(Data excerpts)
--------
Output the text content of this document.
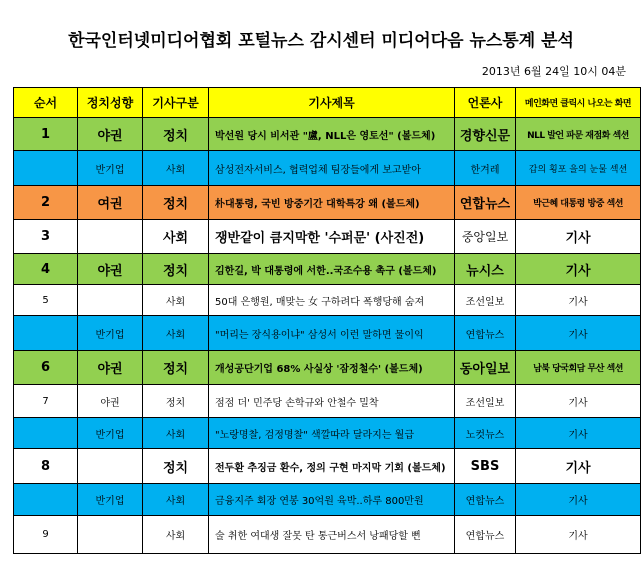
한국인터넷미디어협회 포털뉴스 감시센터 미디어다음 뉴스통계 분석
2013년 6월 24일 10시 04분
순서	정치성향	기사구분	기사제목	언론사	메인화면 클릭시 나오는 화면
1	야권	정치	박선원 당시 비서관 "盧, NLL은 영토선" (볼드체)	경향신문	NLL 발언 파문 재점화 섹션
	반기업	사회	삼성전자서비스, 협력업체 팀장들에게 보고받아	한겨레	갑의 횡포 을의 눈물 섹션
2	여권	정치	朴대통령, 국빈 방중기간 대학특강 왜 (볼드체)	연합뉴스	박근혜 대통령 방중 섹션
3		사회	쟁반같이 큼지막한 '수퍼문' (사진전)	중앙일보	기사
4	야권	정치	김한길, 박 대통령에 서한..국조수용 촉구 (볼드체)	뉴시스	기사
5		사회	50대 은행원, 매맞는 女 구하려다 폭행당해 숨져	조선일보	기사
	반기업	사회	"머리는 장식용이냐" 삼성서 이런 말하면 물이익	연합뉴스	기사
6	야권	정치	개성공단기업 68% 사실상 '잠정철수' (볼드체)	동아일보	남북 당국회담 무산 섹션
7	야권	정치	점점 더' 민주당 손학규와 안철수 밀착	조선일보	기사
	반기업	사회	"노랑명찰, 검정명찰" 색깔따라 달라지는 월급	노컷뉴스	기사
8		정치	전두환 추징금 환수, 정의 구현 마지막 기회 (볼드체)	SBS	기사
	반기업	사회	금융지주 회장 연봉 30억원 육박..하루 800만원	연합뉴스	기사
9		사회	술 취한 여대생 잘못 탄 통근버스서 낭패당할 뻔	연합뉴스	기사
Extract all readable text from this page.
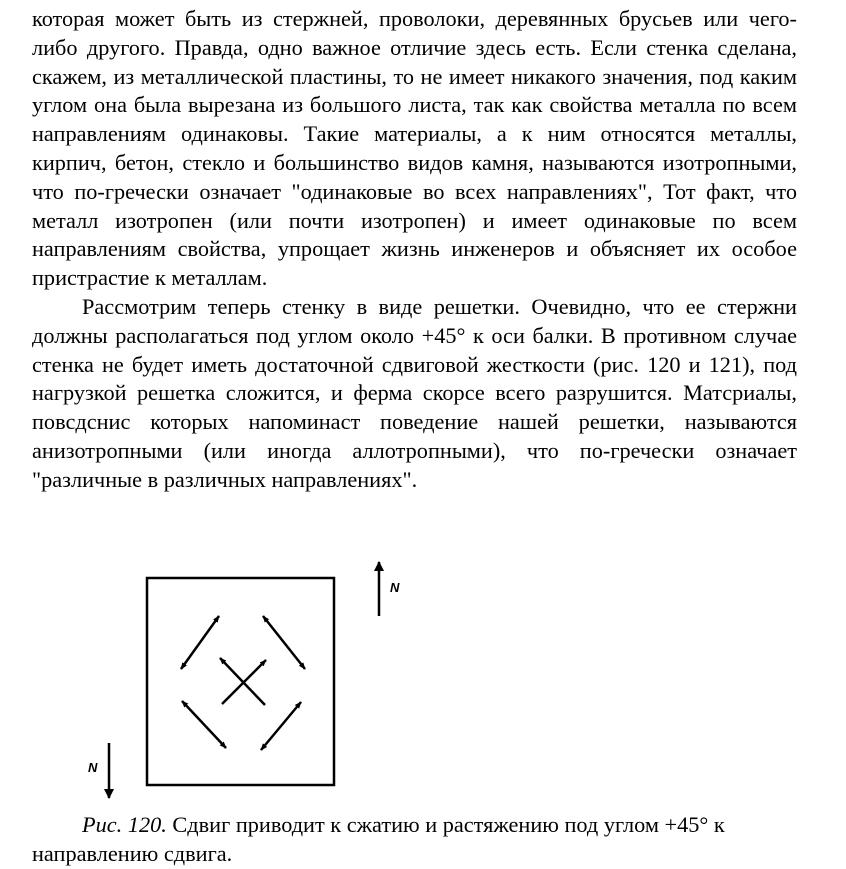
которая может быть из стержней, проволоки, деревянных брусьев или чего-либо другого. Правда, одно важное отличие здесь есть. Если стенка сделана, скажем, из металлической пластины, то не имеет никакого значения, под каким углом она была вырезана из большого листа, так как свойства металла по всем направлениям одинаковы. Такие материалы, а к ним относятся металлы, кирпич, бетон, стекло и большинство видов камня, называются изотропными, что по-гречески означает "одинаковые во всех направлениях", Тот факт, что металл изотропен (или почти изотропен) и имеет одинаковые по всем направлениям свойства, упрощает жизнь инженеров и объясняет их особое пристрастие к металлам.

Рассмотрим теперь стенку в виде решетки. Очевидно, что ее стержни должны располагаться под углом около +45° к оси балки. В противном случае стенка не будет иметь достаточной сдвиговой жесткости (рис. 120 и 121), под нагрузкой решетка сложится, и ферма скорсе всего разрушится. Матсриалы, повсдснис которых напоминаст поведение нашей решетки, называются анизотропными (или иногда аллотропными), что по-гречески означает "различные в различных направлениях".

N
N

Рис. 120. Сдвиг приводит к сжатию и растяжению под углом +45° к направлению сдвига.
--------
» SET PROBLEM
Find every line in the records that contains the word "означает"; copy those lines.

» FULL RESPONSE
которая может быть из стержней, проволоки, деревянных брусьев или чего-либо другого. Правда, одно важное отличие здесь есть. Если стенка сделана, скажем, из металлической пластины, то не имеет никакого значения, под каким углом она была вырезана из большого листа, так как свойства металла по всем направлениям одинаковы. Такие материалы, а к ним относятся металлы, кирпич, бетон, стекло и большинство видов камня, называются изотропными, что по-гречески означает "одинаковые во всех направлениях", Тот факт, что металл изотропен (или почти изотропен) и имеет одинаковые по всем направлениям свойства, упрощает жизнь инженеров и объясняет их особое пристрастие к металлам.
Рассмотрим теперь стенку в виде решетки. Очевидно, что ее стержни должны располагаться под углом около +45° к оси балки. В противном случае стенка не будет иметь достаточной сдвиговой жесткости (рис. 120 и 121), под нагрузкой решетка сложится, и ферма скорсе всего разрушится. Матсриалы, повсдснис которых напоминаст поведение нашей решетки, называются анизотропными (или иногда аллотропными), что по-гречески означает "различные в различных направлениях".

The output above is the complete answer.